◆ **Set task**
In the listing below, find every line containing "Mode" and copy it out.
[start of Dataset]
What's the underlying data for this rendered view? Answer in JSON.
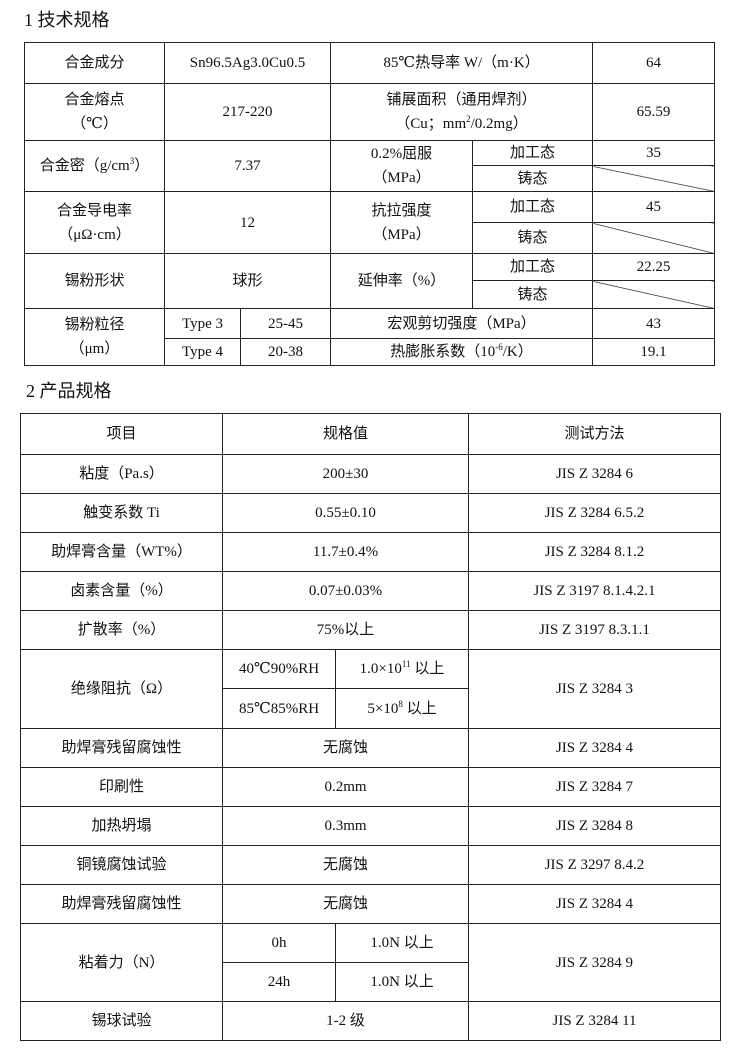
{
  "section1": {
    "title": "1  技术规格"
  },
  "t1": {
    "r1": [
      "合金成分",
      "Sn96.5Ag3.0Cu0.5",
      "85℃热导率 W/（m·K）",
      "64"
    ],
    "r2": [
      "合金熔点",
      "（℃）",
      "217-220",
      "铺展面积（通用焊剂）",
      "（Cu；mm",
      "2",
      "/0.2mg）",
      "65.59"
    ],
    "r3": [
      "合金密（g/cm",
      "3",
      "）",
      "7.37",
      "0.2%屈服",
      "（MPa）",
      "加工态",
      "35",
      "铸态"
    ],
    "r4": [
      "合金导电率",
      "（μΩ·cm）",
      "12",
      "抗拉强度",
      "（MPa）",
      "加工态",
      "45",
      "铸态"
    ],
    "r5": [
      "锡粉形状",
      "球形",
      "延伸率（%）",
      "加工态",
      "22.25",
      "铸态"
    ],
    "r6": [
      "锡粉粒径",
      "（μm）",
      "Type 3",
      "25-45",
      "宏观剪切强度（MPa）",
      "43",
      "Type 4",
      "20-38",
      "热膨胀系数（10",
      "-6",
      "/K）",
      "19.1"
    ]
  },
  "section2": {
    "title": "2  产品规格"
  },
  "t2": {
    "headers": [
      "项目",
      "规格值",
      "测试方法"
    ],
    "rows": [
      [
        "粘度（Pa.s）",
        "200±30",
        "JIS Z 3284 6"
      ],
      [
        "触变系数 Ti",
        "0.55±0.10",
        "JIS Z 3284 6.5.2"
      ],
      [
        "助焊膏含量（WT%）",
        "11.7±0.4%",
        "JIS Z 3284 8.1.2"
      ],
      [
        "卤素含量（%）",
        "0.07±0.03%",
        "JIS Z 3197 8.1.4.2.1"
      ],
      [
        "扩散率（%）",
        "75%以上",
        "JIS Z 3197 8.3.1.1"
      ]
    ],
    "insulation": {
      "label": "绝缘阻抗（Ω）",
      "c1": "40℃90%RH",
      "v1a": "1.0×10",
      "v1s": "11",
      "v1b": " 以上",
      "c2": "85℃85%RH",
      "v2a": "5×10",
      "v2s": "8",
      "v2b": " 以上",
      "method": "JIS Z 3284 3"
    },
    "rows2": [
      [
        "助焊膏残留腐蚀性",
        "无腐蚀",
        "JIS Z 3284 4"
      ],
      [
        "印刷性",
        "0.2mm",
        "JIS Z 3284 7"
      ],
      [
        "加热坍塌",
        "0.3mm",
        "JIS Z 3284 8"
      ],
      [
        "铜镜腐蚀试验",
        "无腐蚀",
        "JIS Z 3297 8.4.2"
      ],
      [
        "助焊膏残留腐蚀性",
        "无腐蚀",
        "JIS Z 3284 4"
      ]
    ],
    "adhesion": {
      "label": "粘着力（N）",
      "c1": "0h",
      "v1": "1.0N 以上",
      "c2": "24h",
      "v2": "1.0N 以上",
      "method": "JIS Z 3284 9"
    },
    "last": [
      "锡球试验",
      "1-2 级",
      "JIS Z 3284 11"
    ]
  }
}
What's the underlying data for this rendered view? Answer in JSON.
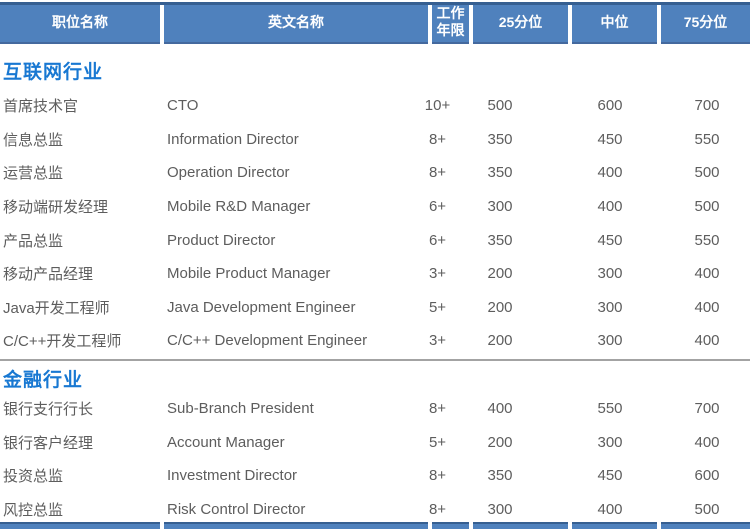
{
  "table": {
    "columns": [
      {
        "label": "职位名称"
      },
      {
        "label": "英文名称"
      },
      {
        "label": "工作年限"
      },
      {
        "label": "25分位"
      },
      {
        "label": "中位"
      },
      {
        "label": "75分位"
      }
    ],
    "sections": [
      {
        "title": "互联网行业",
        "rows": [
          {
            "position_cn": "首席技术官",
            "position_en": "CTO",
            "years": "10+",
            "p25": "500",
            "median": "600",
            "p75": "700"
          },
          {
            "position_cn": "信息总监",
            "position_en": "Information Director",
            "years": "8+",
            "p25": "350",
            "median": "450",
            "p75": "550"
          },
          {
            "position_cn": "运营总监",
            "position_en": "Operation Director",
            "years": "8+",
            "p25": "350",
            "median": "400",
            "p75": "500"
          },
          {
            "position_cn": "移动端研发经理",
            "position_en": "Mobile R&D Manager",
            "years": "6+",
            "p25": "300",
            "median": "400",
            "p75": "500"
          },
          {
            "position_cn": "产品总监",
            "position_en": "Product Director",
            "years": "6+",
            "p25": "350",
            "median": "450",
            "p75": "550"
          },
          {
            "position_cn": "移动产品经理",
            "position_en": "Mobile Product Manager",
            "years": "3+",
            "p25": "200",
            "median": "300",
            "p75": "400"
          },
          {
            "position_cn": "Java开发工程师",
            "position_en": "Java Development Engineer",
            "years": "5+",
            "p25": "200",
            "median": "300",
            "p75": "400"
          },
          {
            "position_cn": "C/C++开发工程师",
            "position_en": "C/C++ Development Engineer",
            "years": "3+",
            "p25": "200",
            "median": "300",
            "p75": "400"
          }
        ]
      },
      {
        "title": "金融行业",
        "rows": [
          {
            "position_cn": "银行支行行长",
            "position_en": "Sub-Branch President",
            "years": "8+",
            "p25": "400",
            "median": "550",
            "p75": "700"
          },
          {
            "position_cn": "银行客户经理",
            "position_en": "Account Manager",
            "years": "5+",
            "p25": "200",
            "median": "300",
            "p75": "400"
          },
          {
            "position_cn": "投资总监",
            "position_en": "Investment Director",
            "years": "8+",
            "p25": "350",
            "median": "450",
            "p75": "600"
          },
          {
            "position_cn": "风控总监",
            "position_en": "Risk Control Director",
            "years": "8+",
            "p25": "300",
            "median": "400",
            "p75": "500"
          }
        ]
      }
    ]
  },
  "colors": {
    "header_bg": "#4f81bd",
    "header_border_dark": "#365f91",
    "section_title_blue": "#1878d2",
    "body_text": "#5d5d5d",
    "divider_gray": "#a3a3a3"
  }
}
[end of Dataset]
[start of Dataset]
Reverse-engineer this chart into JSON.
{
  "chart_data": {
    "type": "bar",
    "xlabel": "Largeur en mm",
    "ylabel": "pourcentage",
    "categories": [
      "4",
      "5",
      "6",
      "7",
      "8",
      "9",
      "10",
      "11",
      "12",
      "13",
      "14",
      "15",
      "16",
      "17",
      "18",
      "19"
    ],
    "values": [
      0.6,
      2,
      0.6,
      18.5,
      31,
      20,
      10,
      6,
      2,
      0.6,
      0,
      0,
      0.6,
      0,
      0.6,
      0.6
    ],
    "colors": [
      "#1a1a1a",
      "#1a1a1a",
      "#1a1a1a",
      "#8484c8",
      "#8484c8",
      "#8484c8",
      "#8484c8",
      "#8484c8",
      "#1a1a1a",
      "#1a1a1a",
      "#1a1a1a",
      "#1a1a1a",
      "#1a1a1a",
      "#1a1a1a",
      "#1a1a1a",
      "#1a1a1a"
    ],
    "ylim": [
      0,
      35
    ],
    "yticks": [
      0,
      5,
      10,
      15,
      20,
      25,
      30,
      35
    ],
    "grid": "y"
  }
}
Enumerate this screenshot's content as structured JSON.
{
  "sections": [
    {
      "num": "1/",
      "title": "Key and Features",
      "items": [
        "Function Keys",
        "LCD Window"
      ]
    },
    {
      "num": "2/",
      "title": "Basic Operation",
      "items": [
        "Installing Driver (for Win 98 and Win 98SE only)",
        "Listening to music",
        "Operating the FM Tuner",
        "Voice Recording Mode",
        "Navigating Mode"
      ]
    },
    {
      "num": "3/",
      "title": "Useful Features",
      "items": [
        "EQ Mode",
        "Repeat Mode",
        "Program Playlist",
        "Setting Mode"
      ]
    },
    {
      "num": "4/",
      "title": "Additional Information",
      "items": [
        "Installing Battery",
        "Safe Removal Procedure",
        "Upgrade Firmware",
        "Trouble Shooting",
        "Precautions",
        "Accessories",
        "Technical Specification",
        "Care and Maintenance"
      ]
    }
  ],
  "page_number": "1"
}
[end of Dataset]
◆ **Task response**
        "Voice Recording Mode",
        "Navigating Mode"
        "EQ Mode",
        "Repeat Mode",
        "Setting Mode"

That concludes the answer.